**YOUR OBJECTIVE:** Write out all of the lines below, exactly and completely.

***** MATERIAL SHOWN *****

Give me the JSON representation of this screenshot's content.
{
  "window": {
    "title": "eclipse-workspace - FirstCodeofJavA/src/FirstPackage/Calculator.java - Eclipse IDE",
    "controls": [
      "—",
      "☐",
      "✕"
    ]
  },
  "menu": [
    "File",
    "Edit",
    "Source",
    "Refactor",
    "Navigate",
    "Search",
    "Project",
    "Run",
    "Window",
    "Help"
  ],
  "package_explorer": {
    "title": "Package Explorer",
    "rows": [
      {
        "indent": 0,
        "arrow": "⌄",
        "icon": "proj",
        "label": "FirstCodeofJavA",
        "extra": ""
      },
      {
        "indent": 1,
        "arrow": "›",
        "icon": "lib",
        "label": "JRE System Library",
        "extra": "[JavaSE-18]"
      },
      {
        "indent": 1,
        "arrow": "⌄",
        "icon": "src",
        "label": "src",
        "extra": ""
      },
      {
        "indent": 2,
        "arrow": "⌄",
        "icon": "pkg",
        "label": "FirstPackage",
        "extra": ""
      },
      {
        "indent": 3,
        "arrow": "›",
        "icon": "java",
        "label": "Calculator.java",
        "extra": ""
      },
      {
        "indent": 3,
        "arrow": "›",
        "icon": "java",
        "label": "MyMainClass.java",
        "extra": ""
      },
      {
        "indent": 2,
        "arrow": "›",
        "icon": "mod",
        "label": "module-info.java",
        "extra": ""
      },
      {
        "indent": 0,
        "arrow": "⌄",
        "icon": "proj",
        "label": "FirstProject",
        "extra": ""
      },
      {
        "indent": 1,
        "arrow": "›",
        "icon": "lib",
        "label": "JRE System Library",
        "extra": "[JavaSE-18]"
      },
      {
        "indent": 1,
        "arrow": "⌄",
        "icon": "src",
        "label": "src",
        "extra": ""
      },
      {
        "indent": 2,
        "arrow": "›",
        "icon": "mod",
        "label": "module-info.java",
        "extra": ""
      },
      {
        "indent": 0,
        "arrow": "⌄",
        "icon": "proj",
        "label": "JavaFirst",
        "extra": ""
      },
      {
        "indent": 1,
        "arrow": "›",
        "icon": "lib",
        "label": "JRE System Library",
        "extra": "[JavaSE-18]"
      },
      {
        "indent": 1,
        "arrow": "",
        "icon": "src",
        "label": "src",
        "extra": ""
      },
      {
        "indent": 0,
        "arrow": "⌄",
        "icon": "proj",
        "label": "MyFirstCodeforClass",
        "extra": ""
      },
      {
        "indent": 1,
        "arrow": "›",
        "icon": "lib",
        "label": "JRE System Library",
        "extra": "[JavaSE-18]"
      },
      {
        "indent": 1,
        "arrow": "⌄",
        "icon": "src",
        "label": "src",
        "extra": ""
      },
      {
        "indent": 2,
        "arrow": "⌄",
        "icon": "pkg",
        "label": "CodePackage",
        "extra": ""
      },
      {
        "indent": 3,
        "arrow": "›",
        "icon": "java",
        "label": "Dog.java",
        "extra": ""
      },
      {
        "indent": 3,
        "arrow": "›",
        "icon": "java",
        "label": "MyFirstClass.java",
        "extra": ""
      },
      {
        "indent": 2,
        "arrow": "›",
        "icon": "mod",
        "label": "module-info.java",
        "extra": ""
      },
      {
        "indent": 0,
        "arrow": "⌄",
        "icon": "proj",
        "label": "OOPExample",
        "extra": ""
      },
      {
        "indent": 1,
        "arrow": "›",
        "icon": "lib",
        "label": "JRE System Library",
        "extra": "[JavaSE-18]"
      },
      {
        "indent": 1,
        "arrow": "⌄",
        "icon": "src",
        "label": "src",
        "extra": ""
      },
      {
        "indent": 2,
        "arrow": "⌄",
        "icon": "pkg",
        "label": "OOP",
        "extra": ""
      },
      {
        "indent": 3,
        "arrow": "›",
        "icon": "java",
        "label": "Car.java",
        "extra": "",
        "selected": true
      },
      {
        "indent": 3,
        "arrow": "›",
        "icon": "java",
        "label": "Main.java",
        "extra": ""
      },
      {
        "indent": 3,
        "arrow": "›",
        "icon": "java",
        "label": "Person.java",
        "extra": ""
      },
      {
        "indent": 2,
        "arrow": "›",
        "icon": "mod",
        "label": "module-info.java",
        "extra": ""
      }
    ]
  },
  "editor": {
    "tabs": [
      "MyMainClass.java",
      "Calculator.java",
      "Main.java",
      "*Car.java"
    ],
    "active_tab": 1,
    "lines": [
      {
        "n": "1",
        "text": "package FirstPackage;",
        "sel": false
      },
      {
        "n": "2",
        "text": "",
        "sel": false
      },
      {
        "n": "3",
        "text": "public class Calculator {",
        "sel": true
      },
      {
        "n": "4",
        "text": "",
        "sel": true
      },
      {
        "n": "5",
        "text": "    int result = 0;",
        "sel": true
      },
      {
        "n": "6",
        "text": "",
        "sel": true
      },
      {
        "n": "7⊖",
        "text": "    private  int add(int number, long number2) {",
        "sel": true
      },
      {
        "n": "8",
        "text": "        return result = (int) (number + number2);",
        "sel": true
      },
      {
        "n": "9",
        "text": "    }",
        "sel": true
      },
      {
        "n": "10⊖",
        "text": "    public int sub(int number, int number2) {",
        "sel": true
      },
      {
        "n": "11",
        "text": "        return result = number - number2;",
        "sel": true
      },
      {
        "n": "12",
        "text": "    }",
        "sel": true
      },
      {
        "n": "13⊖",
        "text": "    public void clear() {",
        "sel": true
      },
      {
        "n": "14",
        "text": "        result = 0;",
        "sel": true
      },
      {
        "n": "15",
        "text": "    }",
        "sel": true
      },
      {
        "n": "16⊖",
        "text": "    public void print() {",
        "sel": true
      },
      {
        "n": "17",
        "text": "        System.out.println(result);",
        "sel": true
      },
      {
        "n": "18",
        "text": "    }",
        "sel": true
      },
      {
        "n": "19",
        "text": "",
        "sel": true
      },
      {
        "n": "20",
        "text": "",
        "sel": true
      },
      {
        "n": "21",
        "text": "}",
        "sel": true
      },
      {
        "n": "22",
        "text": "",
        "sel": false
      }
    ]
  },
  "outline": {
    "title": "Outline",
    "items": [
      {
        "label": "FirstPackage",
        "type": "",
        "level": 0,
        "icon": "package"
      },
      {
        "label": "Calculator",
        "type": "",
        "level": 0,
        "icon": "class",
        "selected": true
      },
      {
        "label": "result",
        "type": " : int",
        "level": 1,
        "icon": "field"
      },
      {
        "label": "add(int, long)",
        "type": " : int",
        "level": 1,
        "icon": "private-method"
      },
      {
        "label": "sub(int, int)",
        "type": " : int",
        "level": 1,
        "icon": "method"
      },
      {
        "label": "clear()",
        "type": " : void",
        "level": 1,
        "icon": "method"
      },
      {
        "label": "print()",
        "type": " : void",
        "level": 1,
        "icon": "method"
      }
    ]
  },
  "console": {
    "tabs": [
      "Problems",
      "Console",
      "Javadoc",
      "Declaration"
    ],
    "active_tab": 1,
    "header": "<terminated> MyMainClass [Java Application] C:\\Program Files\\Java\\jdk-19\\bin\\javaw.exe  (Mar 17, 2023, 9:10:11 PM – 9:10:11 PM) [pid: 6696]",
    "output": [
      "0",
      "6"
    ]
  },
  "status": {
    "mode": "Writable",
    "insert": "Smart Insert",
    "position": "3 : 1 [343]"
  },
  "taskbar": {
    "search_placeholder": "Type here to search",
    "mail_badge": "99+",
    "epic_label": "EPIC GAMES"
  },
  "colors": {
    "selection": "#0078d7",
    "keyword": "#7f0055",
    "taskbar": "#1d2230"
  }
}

*****

**RESPONSE TO THIS TASK:**
Give me the JSON representation of this screenshot's content.
{
  "window": {
    "title": "eclipse-workspace - FirstCodeofJavA/src/FirstPackage/Calculator.java - Eclipse IDE",
    "controls": [
      "—",
      "☐",
      "✕"
    ]
  },
  "menu": [
    "File",
    "Edit",
    "Source",
    "Refactor",
    "Navigate",
    "Search",
    "Project",
    "Run",
    "Window",
    "Help"
  ],
  "package_explorer": {
    "title": "Package Explorer",
    "rows": [
      {
        "indent": 0,
        "arrow": "⌄",
        "icon": "proj",
        "label": "FirstCodeofJavA",
        "extra": ""
      },
      {
        "indent": 1,
        "arrow": "›",
        "icon": "lib",
        "label": "JRE System Library",
        "extra": "[JavaSE-18]"
      },
      {
        "indent": 1,
        "arrow": "⌄",
        "icon": "src",
        "label": "src",
        "extra": ""
      },
      {
        "indent": 2,
        "arrow": "⌄",
        "icon": "pkg",
        "label": "FirstPackage",
        "extra": ""
      },
      {
        "indent": 3,
        "arrow": "›",
        "icon": "java",
        "label": "Calculator.java",
        "extra": ""
      },
      {
        "indent": 3,
        "arrow": "›",
        "icon": "java",
        "label": "MyMainClass.java",
        "extra": ""
      },
      {
        "indent": 2,
        "arrow": "›",
        "icon": "mod",
        "label": "module-info.java",
        "extra": ""
      },
      {
        "indent": 0,
        "arrow": "⌄",
        "icon": "proj",
        "label": "FirstProject",
        "extra": ""
      },
      {
        "indent": 1,
        "arrow": "›",
        "icon": "lib",
        "label": "JRE System Library",
        "extra": "[JavaSE-18]"
      },
      {
        "indent": 1,
        "arrow": "⌄",
        "icon": "src",
        "label": "src",
        "extra": ""
      },
      {
        "indent": 2,
        "arrow": "›",
        "icon": "mod",
        "label": "module-info.java",
        "extra": ""
      },
      {
        "indent": 0,
        "arrow": "⌄",
        "icon": "proj",
        "label": "JavaFirst",
        "extra": ""
      },
      {
        "indent": 1,
        "arrow": "›",
        "icon": "lib",
        "label": "JRE System Library",
        "extra": "[JavaSE-18]"
      },
      {
        "indent": 1,
        "arrow": "",
        "icon": "src",
        "label": "src",
        "extra": ""
      },
      {
        "indent": 0,
        "arrow": "⌄",
        "icon": "proj",
        "label": "MyFirstCodeforClass",
        "extra": ""
      },
      {
        "indent": 1,
        "arrow": "›",
        "icon": "lib",
        "label": "JRE System Library",
        "extra": "[JavaSE-18]"
      },
      {
        "indent": 1,
        "arrow": "⌄",
        "icon": "src",
        "label": "src",
        "extra": ""
      },
      {
        "indent": 2,
        "arrow": "⌄",
        "icon": "pkg",
        "label": "CodePackage",
        "extra": ""
      },
      {
        "indent": 3,
        "arrow": "›",
        "icon": "java",
        "label": "Dog.java",
        "extra": ""
      },
      {
        "indent": 3,
        "arrow": "›",
        "icon": "java",
        "label": "MyFirstClass.java",
        "extra": ""
      },
      {
        "indent": 2,
        "arrow": "›",
        "icon": "mod",
        "label": "module-info.java",
        "extra": ""
      },
      {
        "indent": 0,
        "arrow": "⌄",
        "icon": "proj",
        "label": "OOPExample",
        "extra": ""
      },
      {
        "indent": 1,
        "arrow": "›",
        "icon": "lib",
        "label": "JRE System Library",
        "extra": "[JavaSE-18]"
      },
      {
        "indent": 1,
        "arrow": "⌄",
        "icon": "src",
        "label": "src",
        "extra": ""
      },
      {
        "indent": 2,
        "arrow": "⌄",
        "icon": "pkg",
        "label": "OOP",
        "extra": ""
      },
      {
        "indent": 3,
        "arrow": "›",
        "icon": "java",
        "label": "Car.java",
        "extra": "",
        "selected": true
      },
      {
        "indent": 3,
        "arrow": "›",
        "icon": "java",
        "label": "Main.java",
        "extra": ""
      },
      {
        "indent": 3,
        "arrow": "›",
        "icon": "java",
        "label": "Person.java",
        "extra": ""
      },
      {
        "indent": 2,
        "arrow": "›",
        "icon": "mod",
        "label": "module-info.java",
        "extra": ""
      }
    ]
  },
  "editor": {
    "tabs": [
      "MyMainClass.java",
      "Calculator.java",
      "Main.java",
      "*Car.java"
    ],
    "active_tab": 1,
    "lines": [
      {
        "n": "1",
        "text": "package FirstPackage;",
        "sel": false
      },
      {
        "n": "2",
        "text": "",
        "sel": false
      },
      {
        "n": "3",
        "text": "public class Calculator {",
        "sel": true
      },
      {
        "n": "4",
        "text": "",
        "sel": true
      },
      {
        "n": "5",
        "text": "    int result = 0;",
        "sel": true
      },
      {
        "n": "6",
        "text": "",
        "sel": true
      },
      {
        "n": "7⊖",
        "text": "    private  int add(int number, long number2) {",
        "sel": true
      },
      {
        "n": "8",
        "text": "        return result = (int) (number + number2);",
        "sel": true
      },
      {
        "n": "9",
        "text": "    }",
        "sel": true
      },
      {
        "n": "10⊖",
        "text": "    public int sub(int number, int number2) {",
        "sel": true
      },
      {
        "n": "11",
        "text": "        return result = number - number2;",
        "sel": true
      },
      {
        "n": "12",
        "text": "    }",
        "sel": true
      },
      {
        "n": "13⊖",
        "text": "    public void clear() {",
        "sel": true
      },
      {
        "n": "14",
        "text": "        result = 0;",
        "sel": true
      },
      {
        "n": "15",
        "text": "    }",
        "sel": true
      },
      {
        "n": "16⊖",
        "text": "    public void print() {",
        "sel": true
      },
      {
        "n": "17",
        "text": "        System.out.println(result);",
        "sel": true
      },
      {
        "n": "18",
        "text": "    }",
        "sel": true
      },
      {
        "n": "19",
        "text": "",
        "sel": true
      },
      {
        "n": "20",
        "text": "",
        "sel": true
      },
      {
        "n": "21",
        "text": "}",
        "sel": true
      },
      {
        "n": "22",
        "text": "",
        "sel": false
      }
    ]
  },
  "outline": {
    "title": "Outline",
    "items": [
      {
        "label": "FirstPackage",
        "type": "",
        "level": 0,
        "icon": "package"
      },
      {
        "label": "Calculator",
        "type": "",
        "level": 0,
        "icon": "class",
        "selected": true
      },
      {
        "label": "result",
        "type": " : int",
        "level": 1,
        "icon": "field"
      },
      {
        "label": "add(int, long)",
        "type": " : int",
        "level": 1,
        "icon": "private-method"
      },
      {
        "label": "sub(int, int)",
        "type": " : int",
        "level": 1,
        "icon": "method"
      },
      {
        "label": "clear()",
        "type": " : void",
        "level": 1,
        "icon": "method"
      },
      {
        "label": "print()",
        "type": " : void",
        "level": 1,
        "icon": "method"
      }
    ]
  },
  "console": {
    "tabs": [
      "Problems",
      "Console",
      "Javadoc",
      "Declaration"
    ],
    "active_tab": 1,
    "header": "<terminated> MyMainClass [Java Application] C:\\Program Files\\Java\\jdk-19\\bin\\javaw.exe  (Mar 17, 2023, 9:10:11 PM – 9:10:11 PM) [pid: 6696]",
    "output": [
      "0",
      "6"
    ]
  },
  "status": {
    "mode": "Writable",
    "insert": "Smart Insert",
    "position": "3 : 1 [343]"
  },
  "taskbar": {
    "search_placeholder": "Type here to search",
    "mail_badge": "99+",
    "epic_label": "EPIC GAMES"
  },
  "colors": {
    "selection": "#0078d7",
    "keyword": "#7f0055",
    "taskbar": "#1d2230"
  }
}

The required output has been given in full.